Data records
------
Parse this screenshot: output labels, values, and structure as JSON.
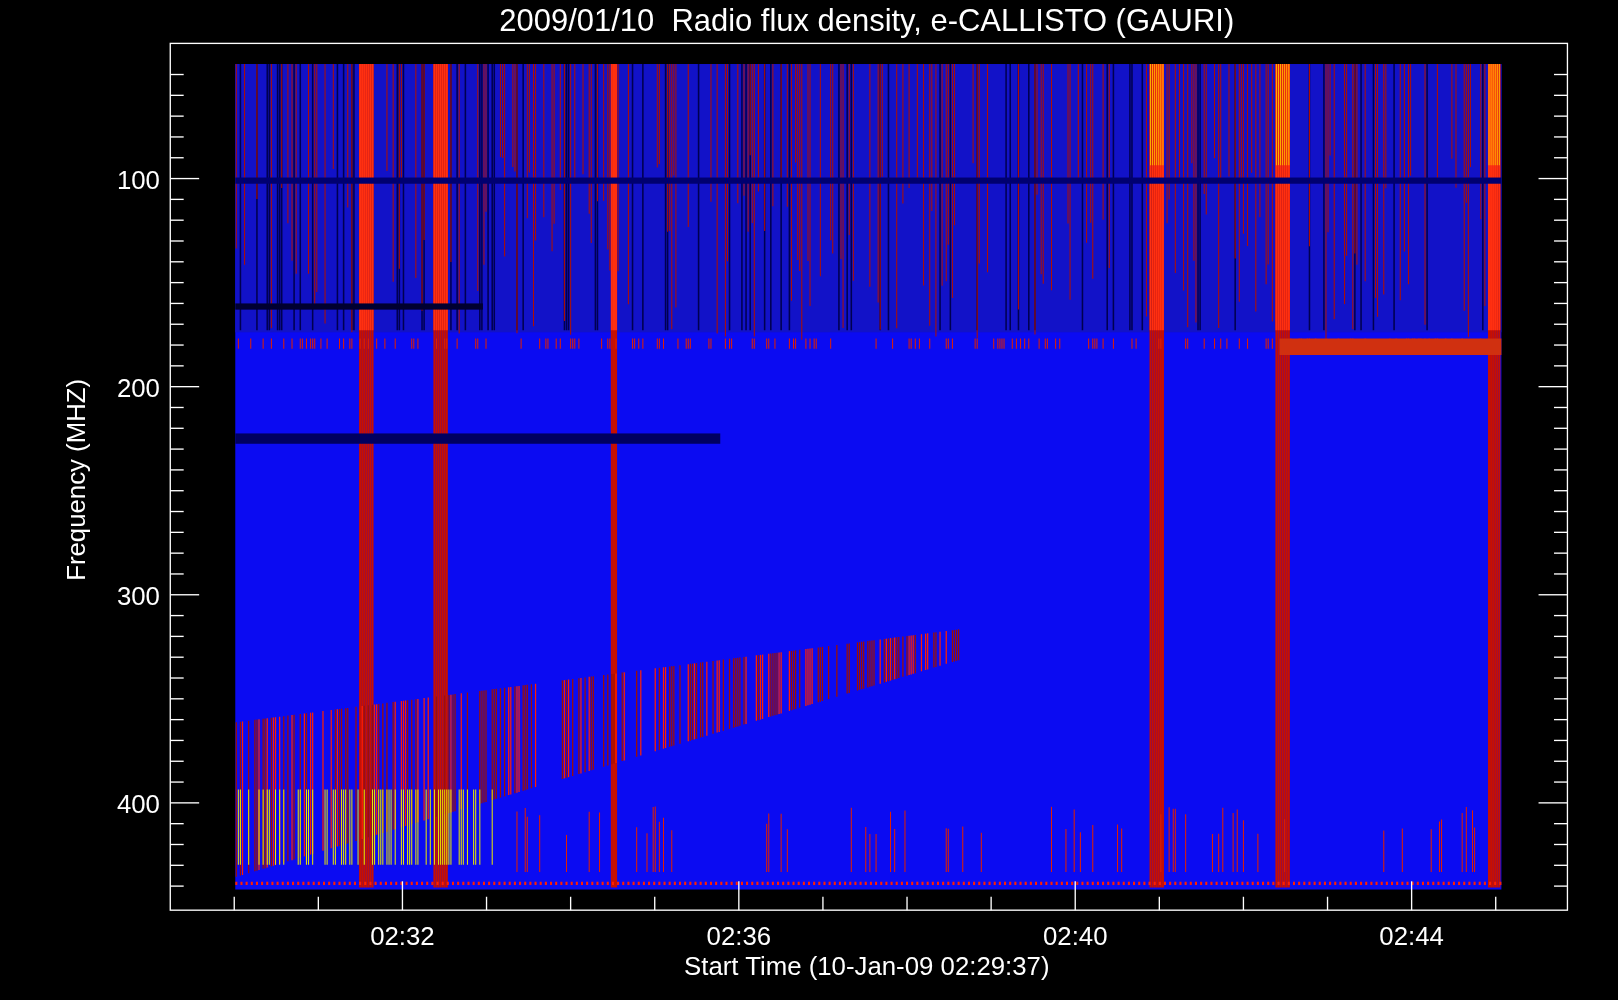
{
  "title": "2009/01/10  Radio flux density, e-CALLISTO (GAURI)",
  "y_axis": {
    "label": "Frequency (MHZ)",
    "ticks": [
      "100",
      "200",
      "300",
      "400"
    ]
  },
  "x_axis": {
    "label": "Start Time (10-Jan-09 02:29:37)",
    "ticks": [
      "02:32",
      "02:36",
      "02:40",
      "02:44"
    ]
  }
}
------
• _THE PROBLEM_: Output the full set of records above without changing a word, and drop the images.

• _THE RESPONSE_:
Parse this screenshot: output labels, values, and structure as JSON.
{
  "title": "2009/01/10  Radio flux density, e-CALLISTO (GAURI)",
  "y_axis": {
    "label": "Frequency (MHZ)",
    "ticks": [
      "100",
      "200",
      "300",
      "400"
    ]
  },
  "x_axis": {
    "label": "Start Time (10-Jan-09 02:29:37)",
    "ticks": [
      "02:32",
      "02:36",
      "02:40",
      "02:44"
    ]
  }
}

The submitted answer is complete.